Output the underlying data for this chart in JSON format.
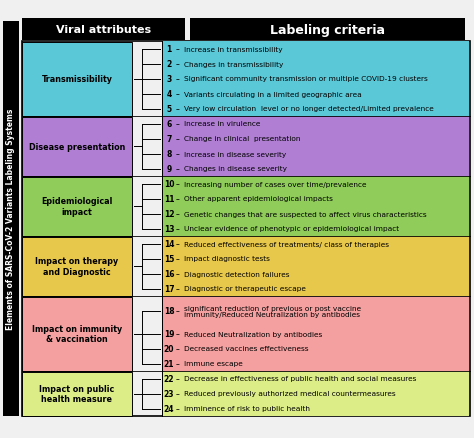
{
  "title": "Labeling criteria",
  "y_label": "Elements of SARS-CoV-2 Variants Labeling Systems",
  "x_label": "Viral attributes",
  "categories": [
    {
      "name": "Transmissibility",
      "color": "#5bc8d8",
      "items": [
        {
          "num": 1,
          "text": "Increase in transmissibility"
        },
        {
          "num": 2,
          "text": "Changes in transmissibility"
        },
        {
          "num": 3,
          "text": "Significant community transmission or multiple COVID-19 clusters"
        },
        {
          "num": 4,
          "text": "Variants circulating in a limited geographic area"
        },
        {
          "num": 5,
          "text": "Very low circulation  level or no longer detected/Limited prevalence"
        }
      ]
    },
    {
      "name": "Disease presentation",
      "color": "#b07fd4",
      "items": [
        {
          "num": 6,
          "text": "Increase in virulence"
        },
        {
          "num": 7,
          "text": "Change in clinical  presentation"
        },
        {
          "num": 8,
          "text": "Increase in disease severity"
        },
        {
          "num": 9,
          "text": "Changes in disease severity"
        }
      ]
    },
    {
      "name": "Epidemiological\nimpact",
      "color": "#8fcc5a",
      "items": [
        {
          "num": 10,
          "text": "Increasing number of cases over time/prevalence"
        },
        {
          "num": 11,
          "text": "Other apparent epidemiological impacts"
        },
        {
          "num": 12,
          "text": "Genetic changes that are suspected to affect virus characteristics"
        },
        {
          "num": 13,
          "text": "Unclear evidence of phenotypic or epidemiological impact"
        }
      ]
    },
    {
      "name": "Impact on therapy\nand Diagnostic",
      "color": "#e8c84a",
      "items": [
        {
          "num": 14,
          "text": "Reduced effectiveness of treatments/ class of therapies"
        },
        {
          "num": 15,
          "text": "Impact diagnostic tests"
        },
        {
          "num": 16,
          "text": "Diagnostic detection failures"
        },
        {
          "num": 17,
          "text": "Diagnostic or therapeutic escape"
        }
      ]
    },
    {
      "name": "Impact on immunity\n& vaccination",
      "color": "#f4a0a0",
      "items": [
        {
          "num": 18,
          "text": "significant reduction of previous or post vaccine\nimmunity/Reduced Neutralization by antibodies",
          "tall": true
        },
        {
          "num": 19,
          "text": "Reduced Neutralization by antibodies"
        },
        {
          "num": 20,
          "text": "Decreased vaccines effectiveness"
        },
        {
          "num": 21,
          "text": "Immune escape"
        }
      ]
    },
    {
      "name": "Impact on public\nhealth measure",
      "color": "#dced88",
      "items": [
        {
          "num": 22,
          "text": "Decrease in effectiveness of public health and social measures"
        },
        {
          "num": 23,
          "text": "Reduced previously authorized medical countermeasures"
        },
        {
          "num": 24,
          "text": "Imminence of risk to public health"
        }
      ]
    }
  ],
  "bg_color": "#f0f0f0",
  "title_bg": "#000000",
  "title_fg": "#ffffff",
  "viral_attr_bg": "#000000",
  "viral_attr_fg": "#ffffff"
}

__Problem requirements__
Copy out all the lines of the records that include "Reduced".

__Reply to the exercise__
          "text": "Reduced effectiveness of treatments/ class of therapies"
          "text": "significant reduction of previous or post vaccine\nimmunity/Reduced Neutralization by antibodies",
          "text": "Reduced Neutralization by antibodies"
          "text": "Reduced previously authorized medical countermeasures"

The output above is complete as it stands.